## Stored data
· · · · · · ·

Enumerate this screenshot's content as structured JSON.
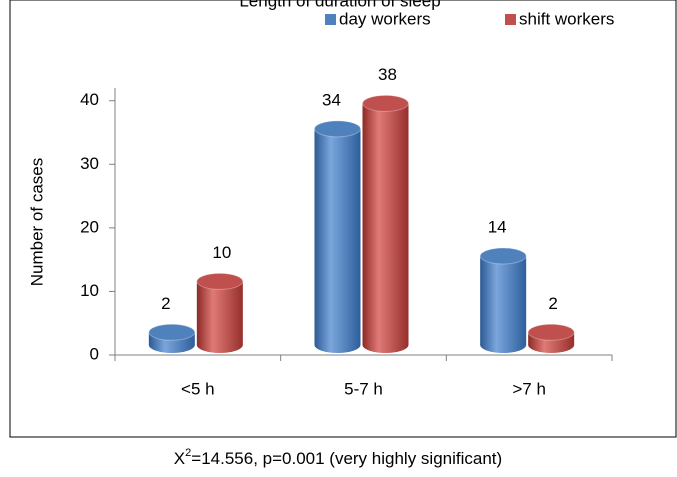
{
  "chart_data": {
    "type": "bar",
    "title": "Length of duration of sleep",
    "y_label": "Number of  cases",
    "categories": [
      "<5 h",
      "5-7 h",
      ">7 h"
    ],
    "series": [
      {
        "name": "day workers",
        "color": "#4f81bd",
        "values": [
          2,
          34,
          14
        ]
      },
      {
        "name": "shift workers",
        "color": "#c0504d",
        "values": [
          10,
          38,
          2
        ]
      }
    ],
    "ylim": [
      0,
      42
    ],
    "yticks": [
      0,
      10,
      20,
      30,
      40
    ],
    "legend": "top-right",
    "annotation": {
      "symbol": "X",
      "exponent": "2",
      "text": "=14.556, p=0.001 (very highly significant)"
    }
  }
}
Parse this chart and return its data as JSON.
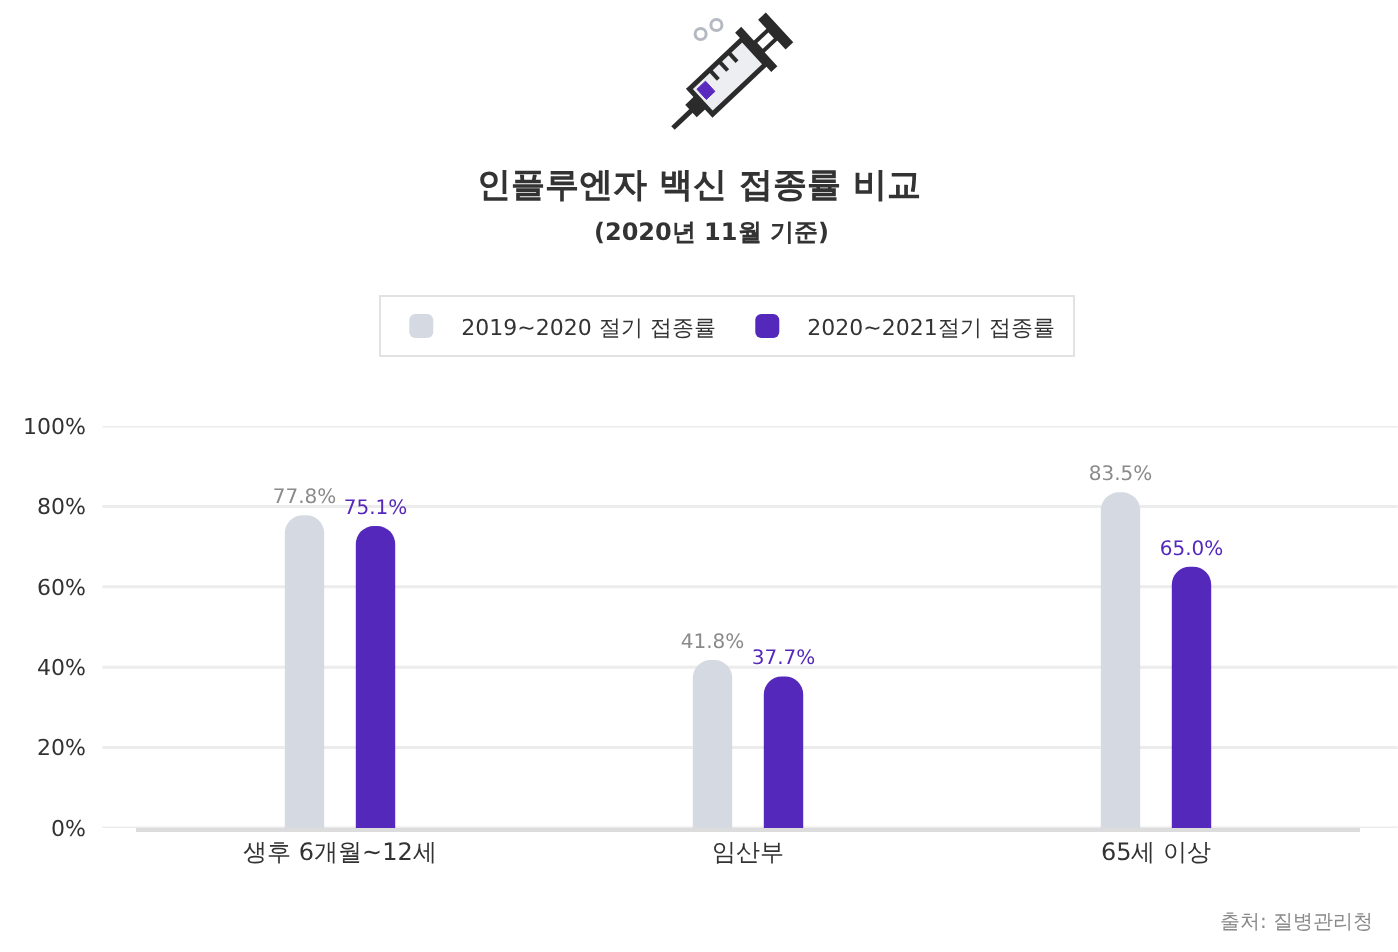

· · · · · · ·

Set down the records in full and exactly. Do not carry over any image.

Enumerate this screenshot's content as structured JSON.
{
  "chart_data": {
    "type": "bar",
    "title": "Length of duration of sleep",
    "y_label": "Number of  cases",
    "categories": [
      "<5 h",
      "5-7 h",
      ">7 h"
    ],
    "series": [
      {
        "name": "day workers",
        "color": "#4f81bd",
        "values": [
          2,
          34,
          14
        ]
      },
      {
        "name": "shift workers",
        "color": "#c0504d",
        "values": [
          10,
          38,
          2
        ]
      }
    ],
    "ylim": [
      0,
      42
    ],
    "yticks": [
      0,
      10,
      20,
      30,
      40
    ],
    "legend": "top-right",
    "annotation": {
      "symbol": "X",
      "exponent": "2",
      "text": "=14.556, p=0.001 (very highly significant)"
    }
  }
}
Parse this chart and return its data as JSON.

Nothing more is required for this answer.